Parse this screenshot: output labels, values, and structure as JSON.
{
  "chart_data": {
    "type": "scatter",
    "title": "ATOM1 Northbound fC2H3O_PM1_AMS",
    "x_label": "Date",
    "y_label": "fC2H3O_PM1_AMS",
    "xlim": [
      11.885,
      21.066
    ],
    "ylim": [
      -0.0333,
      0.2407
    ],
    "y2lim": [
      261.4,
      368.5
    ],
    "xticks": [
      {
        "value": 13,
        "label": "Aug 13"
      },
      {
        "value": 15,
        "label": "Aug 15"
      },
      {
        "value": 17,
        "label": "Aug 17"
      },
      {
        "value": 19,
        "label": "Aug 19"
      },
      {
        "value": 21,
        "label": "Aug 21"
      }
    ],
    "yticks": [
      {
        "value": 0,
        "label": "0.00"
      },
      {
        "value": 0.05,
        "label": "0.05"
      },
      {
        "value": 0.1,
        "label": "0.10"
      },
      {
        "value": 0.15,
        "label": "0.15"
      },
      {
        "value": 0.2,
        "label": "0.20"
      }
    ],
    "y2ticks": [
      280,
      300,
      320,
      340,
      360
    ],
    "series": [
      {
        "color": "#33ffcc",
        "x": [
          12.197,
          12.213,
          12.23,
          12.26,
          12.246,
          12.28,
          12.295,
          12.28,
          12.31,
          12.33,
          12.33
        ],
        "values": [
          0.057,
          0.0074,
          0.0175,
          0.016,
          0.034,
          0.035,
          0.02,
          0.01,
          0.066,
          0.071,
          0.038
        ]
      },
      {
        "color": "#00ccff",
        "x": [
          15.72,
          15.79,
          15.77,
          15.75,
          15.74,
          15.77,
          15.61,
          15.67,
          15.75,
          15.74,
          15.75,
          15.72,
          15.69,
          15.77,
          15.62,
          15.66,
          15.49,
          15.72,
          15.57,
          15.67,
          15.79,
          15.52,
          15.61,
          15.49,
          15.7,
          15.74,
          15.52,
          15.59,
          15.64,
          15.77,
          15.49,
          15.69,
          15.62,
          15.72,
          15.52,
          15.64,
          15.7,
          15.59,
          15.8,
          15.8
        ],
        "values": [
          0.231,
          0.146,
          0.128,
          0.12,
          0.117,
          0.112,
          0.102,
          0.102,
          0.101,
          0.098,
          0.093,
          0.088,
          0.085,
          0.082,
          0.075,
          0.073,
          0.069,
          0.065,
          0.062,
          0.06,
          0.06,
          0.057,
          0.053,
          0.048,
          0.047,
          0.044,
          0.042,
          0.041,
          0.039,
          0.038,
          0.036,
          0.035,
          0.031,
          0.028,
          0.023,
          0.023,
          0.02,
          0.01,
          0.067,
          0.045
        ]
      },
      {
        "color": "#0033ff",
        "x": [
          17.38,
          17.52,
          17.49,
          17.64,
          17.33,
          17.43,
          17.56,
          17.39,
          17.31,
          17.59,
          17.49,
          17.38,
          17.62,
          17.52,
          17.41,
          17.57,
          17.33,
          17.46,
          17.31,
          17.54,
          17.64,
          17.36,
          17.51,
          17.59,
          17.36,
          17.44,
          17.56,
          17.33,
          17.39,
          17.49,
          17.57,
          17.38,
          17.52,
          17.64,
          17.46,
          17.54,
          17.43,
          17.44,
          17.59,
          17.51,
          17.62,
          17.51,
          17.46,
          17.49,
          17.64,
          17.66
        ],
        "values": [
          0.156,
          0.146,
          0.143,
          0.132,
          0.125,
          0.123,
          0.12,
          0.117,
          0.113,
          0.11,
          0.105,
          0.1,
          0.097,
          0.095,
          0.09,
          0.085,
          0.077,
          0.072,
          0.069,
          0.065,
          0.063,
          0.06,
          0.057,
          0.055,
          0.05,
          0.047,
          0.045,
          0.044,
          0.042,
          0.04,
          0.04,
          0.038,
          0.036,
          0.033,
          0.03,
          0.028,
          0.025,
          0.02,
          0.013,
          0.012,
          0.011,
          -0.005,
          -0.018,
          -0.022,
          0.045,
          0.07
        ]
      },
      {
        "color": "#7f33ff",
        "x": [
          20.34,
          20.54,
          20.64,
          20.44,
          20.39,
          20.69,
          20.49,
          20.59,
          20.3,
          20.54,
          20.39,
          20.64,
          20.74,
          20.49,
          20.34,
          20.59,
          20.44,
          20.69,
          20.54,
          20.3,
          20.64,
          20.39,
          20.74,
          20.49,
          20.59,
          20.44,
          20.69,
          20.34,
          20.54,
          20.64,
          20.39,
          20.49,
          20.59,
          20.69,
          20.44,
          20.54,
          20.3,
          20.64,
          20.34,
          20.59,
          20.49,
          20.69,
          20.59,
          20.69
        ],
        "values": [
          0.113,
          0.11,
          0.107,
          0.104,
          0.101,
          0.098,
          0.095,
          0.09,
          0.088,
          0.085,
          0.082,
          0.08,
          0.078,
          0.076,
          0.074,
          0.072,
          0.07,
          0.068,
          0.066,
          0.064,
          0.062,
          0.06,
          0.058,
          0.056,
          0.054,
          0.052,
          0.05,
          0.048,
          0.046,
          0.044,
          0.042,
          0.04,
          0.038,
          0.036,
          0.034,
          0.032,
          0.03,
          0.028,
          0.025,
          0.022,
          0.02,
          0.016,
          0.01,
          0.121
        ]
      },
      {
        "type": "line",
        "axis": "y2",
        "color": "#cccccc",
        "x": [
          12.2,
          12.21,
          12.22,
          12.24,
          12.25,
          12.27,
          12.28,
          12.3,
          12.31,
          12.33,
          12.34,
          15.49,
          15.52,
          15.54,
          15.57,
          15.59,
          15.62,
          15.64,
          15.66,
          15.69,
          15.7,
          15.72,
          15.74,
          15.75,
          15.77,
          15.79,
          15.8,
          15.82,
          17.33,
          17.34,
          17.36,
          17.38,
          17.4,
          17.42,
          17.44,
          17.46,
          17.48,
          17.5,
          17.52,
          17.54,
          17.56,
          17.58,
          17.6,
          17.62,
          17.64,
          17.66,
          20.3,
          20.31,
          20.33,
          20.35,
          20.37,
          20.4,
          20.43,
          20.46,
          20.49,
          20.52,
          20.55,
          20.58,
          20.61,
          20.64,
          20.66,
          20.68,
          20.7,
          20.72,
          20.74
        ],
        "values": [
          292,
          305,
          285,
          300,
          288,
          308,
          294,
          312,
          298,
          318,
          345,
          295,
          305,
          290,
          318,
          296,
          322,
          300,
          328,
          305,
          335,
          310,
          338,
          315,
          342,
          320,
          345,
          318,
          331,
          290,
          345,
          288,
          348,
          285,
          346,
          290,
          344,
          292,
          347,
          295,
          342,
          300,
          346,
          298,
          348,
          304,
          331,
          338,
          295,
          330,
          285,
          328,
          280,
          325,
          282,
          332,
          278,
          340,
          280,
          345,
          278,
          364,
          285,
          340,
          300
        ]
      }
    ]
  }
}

→ **Exercise directions**
Report the number of lines of the listing above that hold the string "color", with no other text.

→ **Answer below**
5